[Dataset items]
--------------------

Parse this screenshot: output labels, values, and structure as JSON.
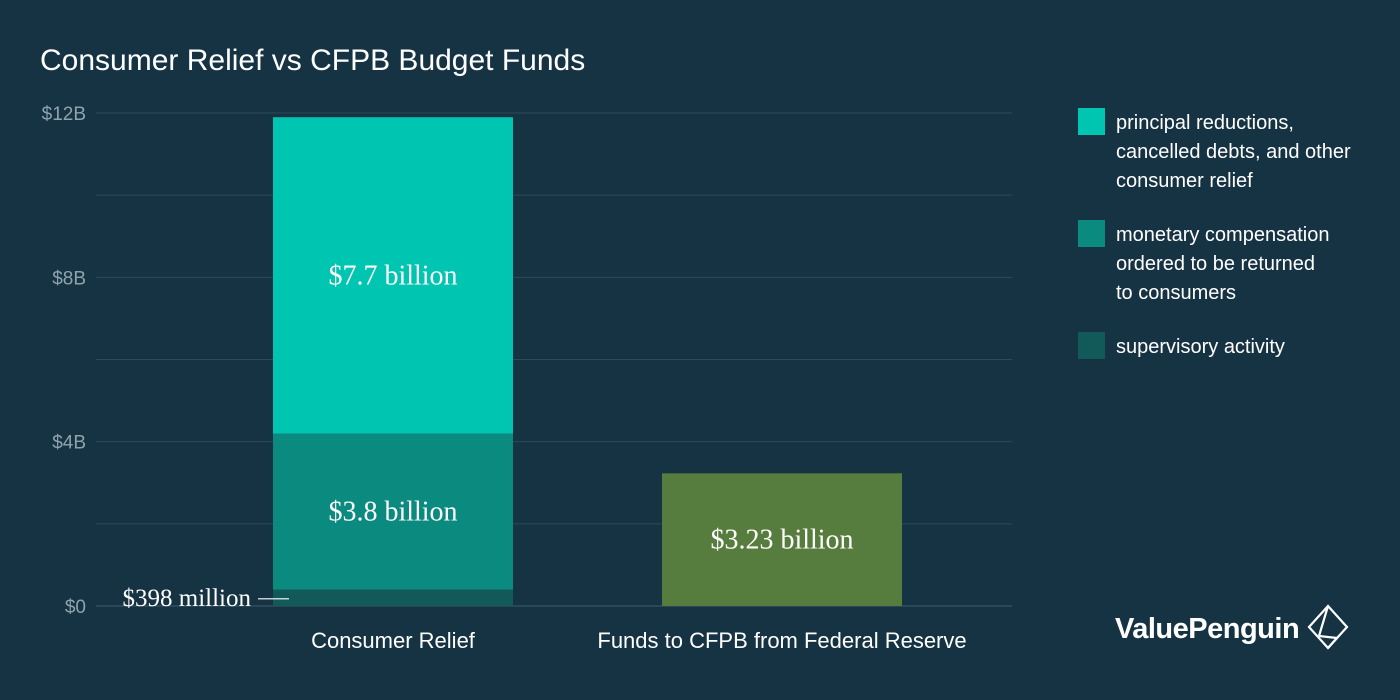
{
  "title": "Consumer Relief vs CFPB Budget Funds",
  "brand": {
    "name": "ValuePenguin",
    "icon": "valuepenguin-logo-icon"
  },
  "colors": {
    "background": "#163344",
    "gridline": "#2e4a5a",
    "tick": "#8fa3ad",
    "consumer_relief": "#00c5b1",
    "monetary_compensation": "#0b8a80",
    "supervisory": "#125959",
    "cfpb": "#567d3d"
  },
  "legend": [
    {
      "label": "principal reductions,\ncancelled debts, and other\nconsumer relief",
      "color": "#00c5b1"
    },
    {
      "label": "monetary compensation\nordered to be returned\nto consumers",
      "color": "#0b8a80"
    },
    {
      "label": "supervisory activity",
      "color": "#125959"
    }
  ],
  "chart_data": {
    "type": "bar",
    "stacked": true,
    "title": "Consumer Relief vs CFPB Budget Funds",
    "categories": [
      "Consumer Relief",
      "Funds to CFPB from Federal Reserve"
    ],
    "ylim": [
      0,
      12
    ],
    "y_ticks": [
      {
        "value": 0,
        "label": "$0"
      },
      {
        "value": 4,
        "label": "$4B"
      },
      {
        "value": 8,
        "label": "$8B"
      },
      {
        "value": 12,
        "label": "$12B"
      }
    ],
    "grid": true,
    "legend_position": "right",
    "segments": [
      {
        "category": 0,
        "value": 0.398,
        "label": "$398 million",
        "label_position": "left",
        "color": "#125959"
      },
      {
        "category": 0,
        "value": 3.8,
        "label": "$3.8 billion",
        "label_position": "inside",
        "color": "#0b8a80"
      },
      {
        "category": 0,
        "value": 7.7,
        "label": "$7.7 billion",
        "label_position": "inside",
        "color": "#00c5b1"
      },
      {
        "category": 1,
        "value": 3.23,
        "label": "$3.23 billion",
        "label_position": "inside",
        "color": "#567d3d"
      }
    ]
  }
}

--------------------

#### What needs to be done:
Reply with one number only, the count of lines above that hold the string "billion".

#### Solution to the exercise:
3